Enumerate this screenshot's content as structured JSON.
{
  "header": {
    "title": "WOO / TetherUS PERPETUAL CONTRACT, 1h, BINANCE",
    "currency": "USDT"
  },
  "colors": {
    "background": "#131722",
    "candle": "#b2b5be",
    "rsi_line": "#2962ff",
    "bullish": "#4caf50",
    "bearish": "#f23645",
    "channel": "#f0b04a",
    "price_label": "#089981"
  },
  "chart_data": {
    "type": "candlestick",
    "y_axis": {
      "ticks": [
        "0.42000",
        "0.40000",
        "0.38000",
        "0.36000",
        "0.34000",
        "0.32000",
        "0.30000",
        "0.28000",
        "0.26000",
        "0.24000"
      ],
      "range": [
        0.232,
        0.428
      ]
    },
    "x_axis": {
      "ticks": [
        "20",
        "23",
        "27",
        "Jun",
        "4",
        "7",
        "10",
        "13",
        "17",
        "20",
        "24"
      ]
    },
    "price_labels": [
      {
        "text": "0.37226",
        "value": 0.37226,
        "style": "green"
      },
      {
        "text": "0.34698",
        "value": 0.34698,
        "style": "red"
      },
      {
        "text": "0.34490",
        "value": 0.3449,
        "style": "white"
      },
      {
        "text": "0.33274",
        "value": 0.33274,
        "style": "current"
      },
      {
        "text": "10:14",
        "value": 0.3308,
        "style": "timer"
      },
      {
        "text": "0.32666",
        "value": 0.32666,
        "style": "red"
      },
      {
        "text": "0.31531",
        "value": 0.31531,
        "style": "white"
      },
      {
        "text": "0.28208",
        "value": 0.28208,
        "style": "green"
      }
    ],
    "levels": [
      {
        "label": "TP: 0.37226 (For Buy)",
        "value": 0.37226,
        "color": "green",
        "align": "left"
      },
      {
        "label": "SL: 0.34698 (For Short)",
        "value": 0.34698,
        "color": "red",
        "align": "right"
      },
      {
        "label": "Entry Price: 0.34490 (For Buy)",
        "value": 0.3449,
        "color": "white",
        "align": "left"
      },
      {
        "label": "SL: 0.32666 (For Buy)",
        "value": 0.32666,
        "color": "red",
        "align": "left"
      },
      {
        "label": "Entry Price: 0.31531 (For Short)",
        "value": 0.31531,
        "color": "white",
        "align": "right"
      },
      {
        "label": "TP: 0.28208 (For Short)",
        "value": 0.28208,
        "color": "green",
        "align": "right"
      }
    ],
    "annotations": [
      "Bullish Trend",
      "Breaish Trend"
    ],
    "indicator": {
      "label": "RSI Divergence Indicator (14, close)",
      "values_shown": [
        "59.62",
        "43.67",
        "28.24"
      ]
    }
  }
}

What the exercise asks >>
Repeat each record exactly, leaving nothing out.

Exercise response >>
Enumerate this screenshot's content as structured JSON.
{
  "header": {
    "title": "WOO / TetherUS PERPETUAL CONTRACT, 1h, BINANCE",
    "currency": "USDT"
  },
  "colors": {
    "background": "#131722",
    "candle": "#b2b5be",
    "rsi_line": "#2962ff",
    "bullish": "#4caf50",
    "bearish": "#f23645",
    "channel": "#f0b04a",
    "price_label": "#089981"
  },
  "chart_data": {
    "type": "candlestick",
    "y_axis": {
      "ticks": [
        "0.42000",
        "0.40000",
        "0.38000",
        "0.36000",
        "0.34000",
        "0.32000",
        "0.30000",
        "0.28000",
        "0.26000",
        "0.24000"
      ],
      "range": [
        0.232,
        0.428
      ]
    },
    "x_axis": {
      "ticks": [
        "20",
        "23",
        "27",
        "Jun",
        "4",
        "7",
        "10",
        "13",
        "17",
        "20",
        "24"
      ]
    },
    "price_labels": [
      {
        "text": "0.37226",
        "value": 0.37226,
        "style": "green"
      },
      {
        "text": "0.34698",
        "value": 0.34698,
        "style": "red"
      },
      {
        "text": "0.34490",
        "value": 0.3449,
        "style": "white"
      },
      {
        "text": "0.33274",
        "value": 0.33274,
        "style": "current"
      },
      {
        "text": "10:14",
        "value": 0.3308,
        "style": "timer"
      },
      {
        "text": "0.32666",
        "value": 0.32666,
        "style": "red"
      },
      {
        "text": "0.31531",
        "value": 0.31531,
        "style": "white"
      },
      {
        "text": "0.28208",
        "value": 0.28208,
        "style": "green"
      }
    ],
    "levels": [
      {
        "label": "TP: 0.37226 (For Buy)",
        "value": 0.37226,
        "color": "green",
        "align": "left"
      },
      {
        "label": "SL: 0.34698 (For Short)",
        "value": 0.34698,
        "color": "red",
        "align": "right"
      },
      {
        "label": "Entry Price: 0.34490 (For Buy)",
        "value": 0.3449,
        "color": "white",
        "align": "left"
      },
      {
        "label": "SL: 0.32666 (For Buy)",
        "value": 0.32666,
        "color": "red",
        "align": "left"
      },
      {
        "label": "Entry Price: 0.31531 (For Short)",
        "value": 0.31531,
        "color": "white",
        "align": "right"
      },
      {
        "label": "TP: 0.28208 (For Short)",
        "value": 0.28208,
        "color": "green",
        "align": "right"
      }
    ],
    "annotations": [
      "Bullish Trend",
      "Breaish Trend"
    ],
    "indicator": {
      "label": "RSI Divergence Indicator (14, close)",
      "values_shown": [
        "59.62",
        "43.67",
        "28.24"
      ]
    }
  }
}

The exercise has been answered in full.